---------- Records shown ----------

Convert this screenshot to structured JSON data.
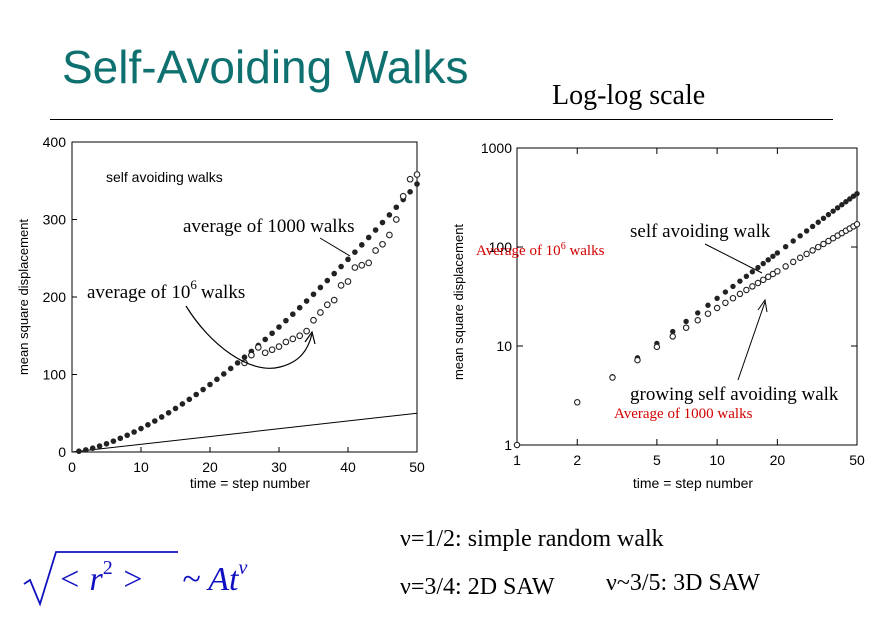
{
  "slide": {
    "title": "Self-Avoiding Walks",
    "subtitle": "Log-log scale"
  },
  "chart_data": [
    {
      "type": "scatter",
      "xlabel": "time = step number",
      "ylabel": "mean square displacement",
      "xlim": [
        0,
        50
      ],
      "ylim": [
        0,
        400
      ],
      "xticks": [
        "0",
        "10",
        "20",
        "30",
        "40",
        "50"
      ],
      "yticks": [
        "0",
        "100",
        "200",
        "300",
        "400"
      ],
      "grid": false,
      "annotations": [
        "self avoiding walks",
        "average of 1000 walks",
        "average of 10",
        "6",
        "walks"
      ],
      "line": {
        "x": [
          0,
          50
        ],
        "y": [
          0,
          50
        ]
      },
      "series": [
        {
          "marker": "filled",
          "x": [
            1,
            2,
            3,
            4,
            5,
            6,
            7,
            8,
            9,
            10,
            11,
            12,
            13,
            14,
            15,
            16,
            17,
            18,
            19,
            20,
            21,
            22,
            23,
            24,
            25,
            26,
            27,
            28,
            29,
            30,
            31,
            32,
            33,
            34,
            35,
            36,
            37,
            38,
            39,
            40,
            41,
            42,
            43,
            44,
            45,
            46,
            47,
            48,
            49,
            50
          ],
          "y": [
            1,
            2.7,
            4.9,
            7.6,
            10.6,
            14,
            17.7,
            21.6,
            25.8,
            30.3,
            35.1,
            40,
            45.2,
            50.6,
            56.2,
            62,
            68,
            74.2,
            80.6,
            87.1,
            93.8,
            100.7,
            107.8,
            115,
            122.3,
            129.8,
            137.5,
            145.3,
            153.2,
            161.3,
            169.5,
            177.8,
            186.2,
            194.8,
            203.5,
            212.3,
            221.2,
            230.2,
            239.3,
            248.6,
            257.9,
            267.3,
            276.8,
            286.4,
            296.1,
            305.9,
            315.8,
            325.7,
            335.7,
            345.8
          ]
        },
        {
          "marker": "open",
          "x": [
            25,
            26,
            27,
            28,
            29,
            30,
            31,
            32,
            33,
            34,
            35,
            36,
            37,
            38,
            39,
            40,
            41,
            42,
            43,
            44,
            45,
            46,
            47,
            48,
            49,
            50
          ],
          "y": [
            115,
            125,
            135,
            128,
            132,
            136,
            142,
            146,
            150,
            156,
            170,
            180,
            190,
            196,
            215,
            220,
            238,
            241,
            244,
            260,
            268,
            280,
            300,
            330,
            352,
            358
          ]
        }
      ]
    },
    {
      "type": "scatter",
      "xscale": "log",
      "yscale": "log",
      "xlabel": "time = step number",
      "ylabel": "mean square displacement",
      "xlim": [
        1,
        50
      ],
      "ylim": [
        1,
        1000
      ],
      "xticks": [
        "1",
        "2",
        "5",
        "10",
        "20",
        "50"
      ],
      "yticks": [
        "1",
        "10",
        "100",
        "1000"
      ],
      "grid": false,
      "annotations": [
        "self avoiding walk",
        "growing self avoiding walk"
      ],
      "red_labels": [
        "Average of 10",
        "6",
        " walks",
        "Average of 1000 walks"
      ],
      "series": [
        {
          "name": "self avoiding walk",
          "marker": "filled",
          "x": [
            1,
            2,
            3,
            4,
            5,
            6,
            7,
            8,
            9,
            10,
            11,
            12,
            13,
            14,
            15,
            16,
            17,
            18,
            19,
            20,
            22,
            24,
            26,
            28,
            30,
            32,
            34,
            36,
            38,
            40,
            42,
            44,
            46,
            48,
            50
          ],
          "y": [
            1,
            2.7,
            4.9,
            7.6,
            10.6,
            14,
            17.7,
            21.6,
            25.8,
            30.3,
            35.1,
            40,
            45.2,
            50.6,
            56.2,
            62,
            68,
            74.2,
            80.6,
            87.1,
            100.7,
            115,
            129.8,
            145.3,
            161.3,
            177.8,
            194.8,
            212.3,
            230.2,
            248.6,
            267.3,
            286.4,
            305.9,
            325.7,
            345.8
          ]
        },
        {
          "name": "growing self avoiding walk",
          "marker": "open",
          "x": [
            1,
            2,
            3,
            4,
            5,
            6,
            7,
            8,
            9,
            10,
            11,
            12,
            13,
            14,
            15,
            16,
            17,
            18,
            19,
            20,
            22,
            24,
            26,
            28,
            30,
            32,
            34,
            36,
            38,
            40,
            42,
            44,
            46,
            48,
            50
          ],
          "y": [
            1,
            2.7,
            4.8,
            7.2,
            9.8,
            12.5,
            15.3,
            18.2,
            21.2,
            24.2,
            27.3,
            30.4,
            33.6,
            36.8,
            40,
            43.3,
            46.6,
            50,
            53.4,
            56.8,
            63.7,
            70.7,
            77.9,
            85.1,
            92.4,
            99.8,
            107.3,
            114.9,
            122.6,
            130.3,
            138,
            145.9,
            153.7,
            161.7,
            169.7
          ]
        }
      ]
    }
  ],
  "notes": {
    "formula": "√<r²> ~ At^ν",
    "nu_half": "ν=1/2: simple random walk",
    "nu_three_quarter": "ν=3/4: 2D SAW",
    "nu_three_fifth": "ν~3/5: 3D SAW"
  }
}
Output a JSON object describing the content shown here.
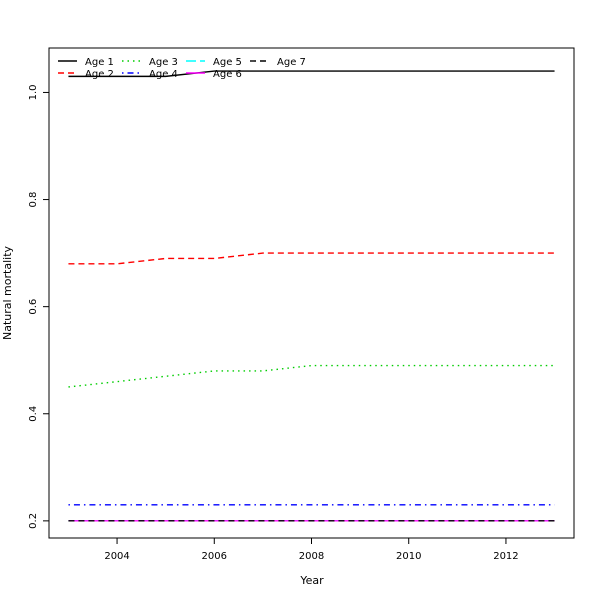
{
  "chart_data": {
    "type": "line",
    "xlabel": "Year",
    "ylabel": "Natural mortality",
    "x": [
      2003,
      2004,
      2005,
      2006,
      2007,
      2008,
      2009,
      2010,
      2011,
      2012,
      2013
    ],
    "xlim": [
      2002.6,
      2013.4
    ],
    "ylim": [
      0.168,
      1.083
    ],
    "x_ticks": [
      2004,
      2006,
      2008,
      2010,
      2012
    ],
    "y_ticks": [
      0.2,
      0.4,
      0.6,
      0.8,
      1.0
    ],
    "y_tick_labels": [
      "0.2",
      "0.4",
      "0.6",
      "0.8",
      "1.0"
    ],
    "grid": false,
    "legend_position": "top-left",
    "series": [
      {
        "name": "Age 1",
        "color": "#000000",
        "dash": "solid",
        "values": [
          1.03,
          1.03,
          1.03,
          1.04,
          1.04,
          1.04,
          1.04,
          1.04,
          1.04,
          1.04,
          1.04
        ]
      },
      {
        "name": "Age 2",
        "color": "#ff0000",
        "dash": "dashed",
        "values": [
          0.68,
          0.68,
          0.69,
          0.69,
          0.7,
          0.7,
          0.7,
          0.7,
          0.7,
          0.7,
          0.7
        ]
      },
      {
        "name": "Age 3",
        "color": "#00cd00",
        "dash": "dotted",
        "values": [
          0.45,
          0.46,
          0.47,
          0.48,
          0.48,
          0.49,
          0.49,
          0.49,
          0.49,
          0.49,
          0.49
        ]
      },
      {
        "name": "Age 4",
        "color": "#0000ff",
        "dash": "dotdash",
        "values": [
          0.23,
          0.23,
          0.23,
          0.23,
          0.23,
          0.23,
          0.23,
          0.23,
          0.23,
          0.23,
          0.23
        ]
      },
      {
        "name": "Age 5",
        "color": "#00ffff",
        "dash": "longdash",
        "values": [
          0.2,
          0.2,
          0.2,
          0.2,
          0.2,
          0.2,
          0.2,
          0.2,
          0.2,
          0.2,
          0.2
        ]
      },
      {
        "name": "Age 6",
        "color": "#ff00ff",
        "dash": "solid",
        "values": [
          0.2,
          0.2,
          0.2,
          0.2,
          0.2,
          0.2,
          0.2,
          0.2,
          0.2,
          0.2,
          0.2
        ]
      },
      {
        "name": "Age 7",
        "color": "#000000",
        "dash": "dashed",
        "values": [
          0.2,
          0.2,
          0.2,
          0.2,
          0.2,
          0.2,
          0.2,
          0.2,
          0.2,
          0.2,
          0.2
        ]
      }
    ]
  }
}
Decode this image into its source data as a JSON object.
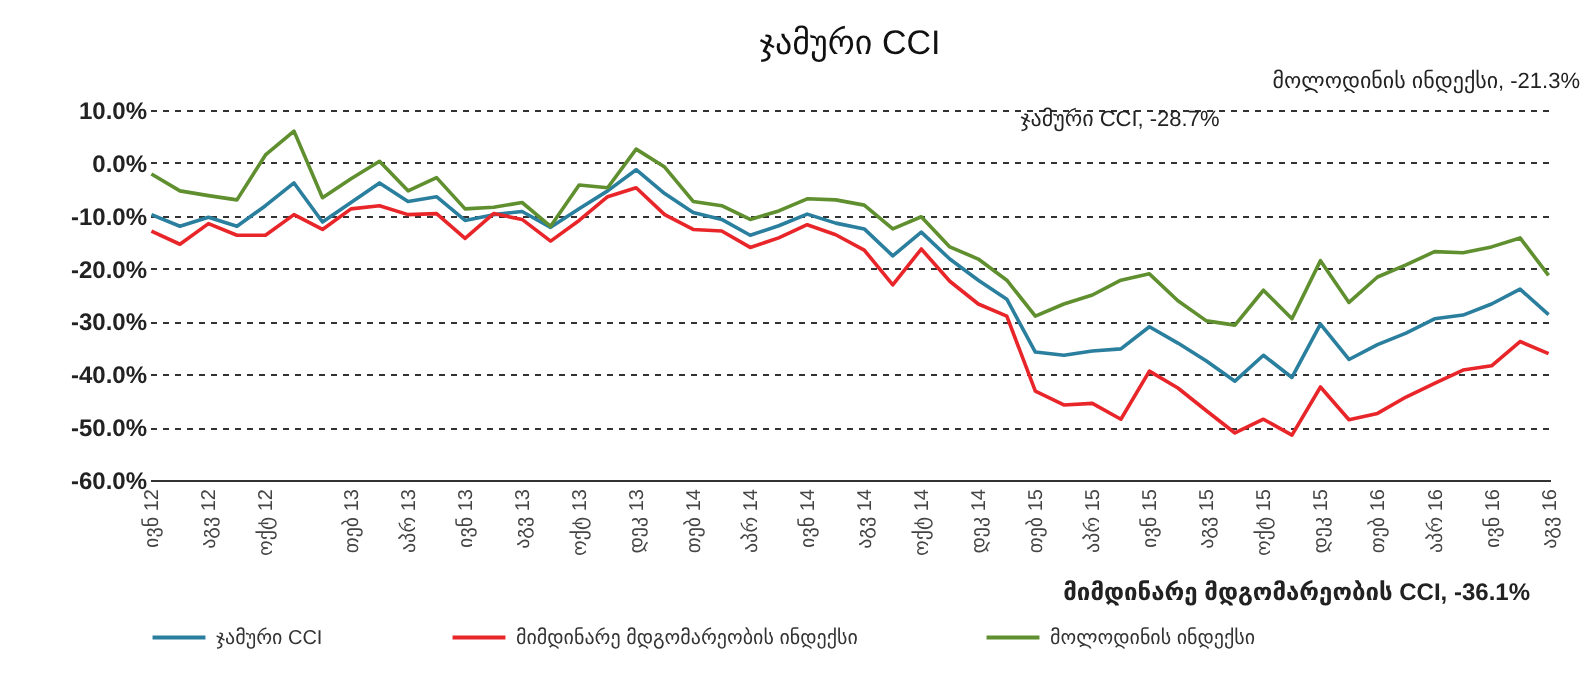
{
  "chart_data": {
    "type": "line",
    "title": "ჯამური CCI",
    "categories": [
      "ივნ 12",
      null,
      "აგვ 12",
      null,
      "ოქტ 12",
      null,
      null,
      "თებ 13",
      null,
      "აპრ 13",
      null,
      "ივნ 13",
      null,
      "აგვ 13",
      null,
      "ოქტ 13",
      null,
      "დეკ 13",
      null,
      "თებ 14",
      null,
      "აპრ 14",
      null,
      "ივნ 14",
      null,
      "აგვ 14",
      null,
      "ოქტ 14",
      null,
      "დეკ 14",
      null,
      "თებ 15",
      null,
      "აპრ 15",
      null,
      "ივნ 15",
      null,
      "აგვ 15",
      null,
      "ოქტ 15",
      null,
      "დეკ 15",
      null,
      "თებ 16",
      null,
      "აპრ 16",
      null,
      "ივნ 16",
      null,
      "აგვ 16"
    ],
    "series": [
      {
        "name": "ჯამური CCI",
        "color": "#2a7f9e",
        "values": [
          -9.8,
          -12.0,
          -10.3,
          -12.0,
          -8.1,
          -3.8,
          -11.2,
          -7.5,
          -3.8,
          -7.3,
          -6.4,
          -10.9,
          -9.8,
          -9.2,
          -12.2,
          -8.7,
          -5.3,
          -1.3,
          -5.8,
          -9.4,
          -10.7,
          -13.7,
          -11.9,
          -9.7,
          -11.4,
          -12.5,
          -17.6,
          -13.1,
          -18.2,
          -22.2,
          -25.8,
          -35.8,
          -36.4,
          -35.6,
          -35.2,
          -31.0,
          -34.1,
          -37.5,
          -41.3,
          -36.4,
          -40.6,
          -30.5,
          -37.2,
          -34.4,
          -32.2,
          -29.5,
          -28.8,
          -26.7,
          -23.9,
          -28.7
        ]
      },
      {
        "name": "მიმდინარე მდგომარეობის ინდექსი",
        "color": "#e8262a",
        "values": [
          -12.9,
          -15.4,
          -11.5,
          -13.7,
          -13.7,
          -9.8,
          -12.6,
          -8.7,
          -8.1,
          -9.8,
          -9.6,
          -14.3,
          -9.6,
          -10.7,
          -14.8,
          -10.9,
          -6.4,
          -4.7,
          -9.8,
          -12.6,
          -12.9,
          -16.0,
          -14.2,
          -11.7,
          -13.6,
          -16.5,
          -23.1,
          -16.3,
          -22.4,
          -26.7,
          -29.0,
          -43.2,
          -45.8,
          -45.5,
          -48.5,
          -39.4,
          -42.6,
          -46.9,
          -51.1,
          -48.5,
          -51.5,
          -42.4,
          -48.6,
          -47.4,
          -44.3,
          -41.7,
          -39.2,
          -38.4,
          -33.8,
          -36.1
        ]
      },
      {
        "name": "მოლოდინის ინდექსი",
        "color": "#5f8f2e",
        "values": [
          -2.1,
          -5.3,
          -6.2,
          -7.0,
          1.5,
          6.0,
          -6.6,
          -3.0,
          0.3,
          -5.3,
          -2.8,
          -8.7,
          -8.4,
          -7.5,
          -12.0,
          -4.2,
          -4.7,
          2.6,
          -0.8,
          -7.3,
          -8.1,
          -10.7,
          -9.1,
          -6.8,
          -7.0,
          -8.0,
          -12.5,
          -10.2,
          -15.9,
          -18.2,
          -22.2,
          -29.0,
          -26.7,
          -25.0,
          -22.2,
          -21.0,
          -26.1,
          -29.9,
          -30.7,
          -24.1,
          -29.5,
          -18.5,
          -26.4,
          -21.6,
          -19.3,
          -16.8,
          -17.0,
          -15.9,
          -14.2,
          -21.3
        ]
      }
    ],
    "ylim": [
      -60,
      10
    ],
    "yticks": [
      {
        "value": 10,
        "label": "10.0%"
      },
      {
        "value": 0,
        "label": "0.0%"
      },
      {
        "value": -10,
        "label": "-10.0%"
      },
      {
        "value": -20,
        "label": "-20.0%"
      },
      {
        "value": -30,
        "label": "-30.0%"
      },
      {
        "value": -40,
        "label": "-40.0%"
      },
      {
        "value": -50,
        "label": "-50.0%"
      },
      {
        "value": -60,
        "label": "-60.0%"
      }
    ],
    "grid": "y",
    "legend": "bottom",
    "line_style": "solid",
    "annotations": [
      "ჯამური CCI, -28.7%",
      "მოლოდინის ინდექსი, -21.3%",
      "მიმდინარე მდგომარეობის CCI, -36.1%"
    ]
  }
}
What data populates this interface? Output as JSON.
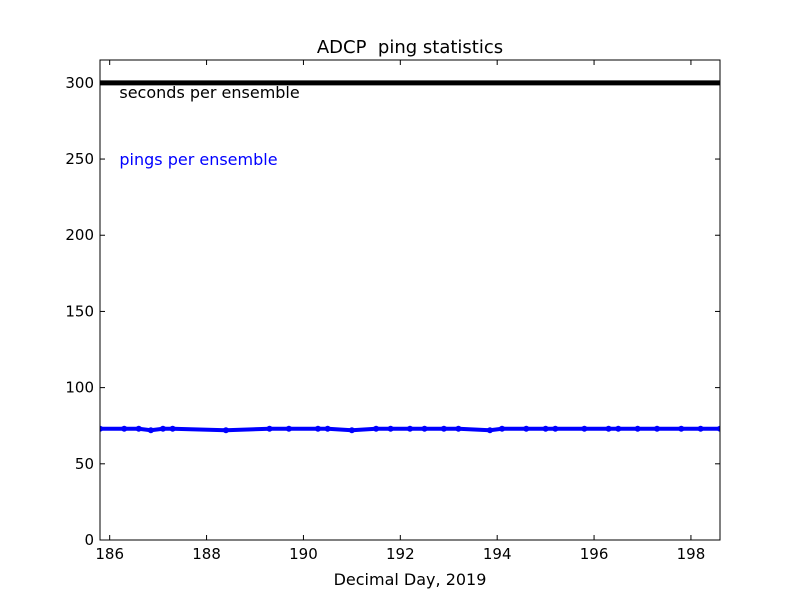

----------

* [Do this] State the number of lines in the data that include the string "მდგომარეობის", and add nothing else.

* [The solution] 2